───── RECORDS TO PROCESS ─────
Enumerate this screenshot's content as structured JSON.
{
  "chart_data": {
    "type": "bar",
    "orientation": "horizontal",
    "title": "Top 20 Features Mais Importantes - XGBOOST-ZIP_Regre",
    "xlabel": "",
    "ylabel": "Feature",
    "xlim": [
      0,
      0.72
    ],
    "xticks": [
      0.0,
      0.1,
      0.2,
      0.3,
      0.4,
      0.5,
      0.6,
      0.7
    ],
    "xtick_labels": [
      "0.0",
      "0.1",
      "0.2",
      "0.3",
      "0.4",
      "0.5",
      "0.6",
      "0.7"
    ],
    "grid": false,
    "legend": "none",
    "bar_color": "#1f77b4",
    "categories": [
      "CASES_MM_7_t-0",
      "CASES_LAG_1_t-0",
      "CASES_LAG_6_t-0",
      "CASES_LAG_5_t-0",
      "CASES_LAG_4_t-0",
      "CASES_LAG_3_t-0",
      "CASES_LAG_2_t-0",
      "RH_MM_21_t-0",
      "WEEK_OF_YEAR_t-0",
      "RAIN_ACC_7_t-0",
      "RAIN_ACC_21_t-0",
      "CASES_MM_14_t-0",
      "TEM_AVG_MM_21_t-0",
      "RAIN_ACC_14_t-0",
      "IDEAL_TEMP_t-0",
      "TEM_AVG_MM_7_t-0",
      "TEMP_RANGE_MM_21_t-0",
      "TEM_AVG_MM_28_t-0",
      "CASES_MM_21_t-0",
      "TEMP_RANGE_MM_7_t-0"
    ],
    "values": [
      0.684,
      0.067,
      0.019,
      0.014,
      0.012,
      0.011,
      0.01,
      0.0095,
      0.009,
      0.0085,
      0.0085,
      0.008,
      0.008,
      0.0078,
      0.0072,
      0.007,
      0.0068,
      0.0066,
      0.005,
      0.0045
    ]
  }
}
─────
Using the data above, return each line exactly as written.

Enumerate this screenshot's content as structured JSON.
{
  "chart_data": {
    "type": "bar",
    "orientation": "horizontal",
    "title": "Top 20 Features Mais Importantes - XGBOOST-ZIP_Regre",
    "xlabel": "",
    "ylabel": "Feature",
    "xlim": [
      0,
      0.72
    ],
    "xticks": [
      0.0,
      0.1,
      0.2,
      0.3,
      0.4,
      0.5,
      0.6,
      0.7
    ],
    "xtick_labels": [
      "0.0",
      "0.1",
      "0.2",
      "0.3",
      "0.4",
      "0.5",
      "0.6",
      "0.7"
    ],
    "grid": false,
    "legend": "none",
    "bar_color": "#1f77b4",
    "categories": [
      "CASES_MM_7_t-0",
      "CASES_LAG_1_t-0",
      "CASES_LAG_6_t-0",
      "CASES_LAG_5_t-0",
      "CASES_LAG_4_t-0",
      "CASES_LAG_3_t-0",
      "CASES_LAG_2_t-0",
      "RH_MM_21_t-0",
      "WEEK_OF_YEAR_t-0",
      "RAIN_ACC_7_t-0",
      "RAIN_ACC_21_t-0",
      "CASES_MM_14_t-0",
      "TEM_AVG_MM_21_t-0",
      "RAIN_ACC_14_t-0",
      "IDEAL_TEMP_t-0",
      "TEM_AVG_MM_7_t-0",
      "TEMP_RANGE_MM_21_t-0",
      "TEM_AVG_MM_28_t-0",
      "CASES_MM_21_t-0",
      "TEMP_RANGE_MM_7_t-0"
    ],
    "values": [
      0.684,
      0.067,
      0.019,
      0.014,
      0.012,
      0.011,
      0.01,
      0.0095,
      0.009,
      0.0085,
      0.0085,
      0.008,
      0.008,
      0.0078,
      0.0072,
      0.007,
      0.0068,
      0.0066,
      0.005,
      0.0045
    ]
  }
}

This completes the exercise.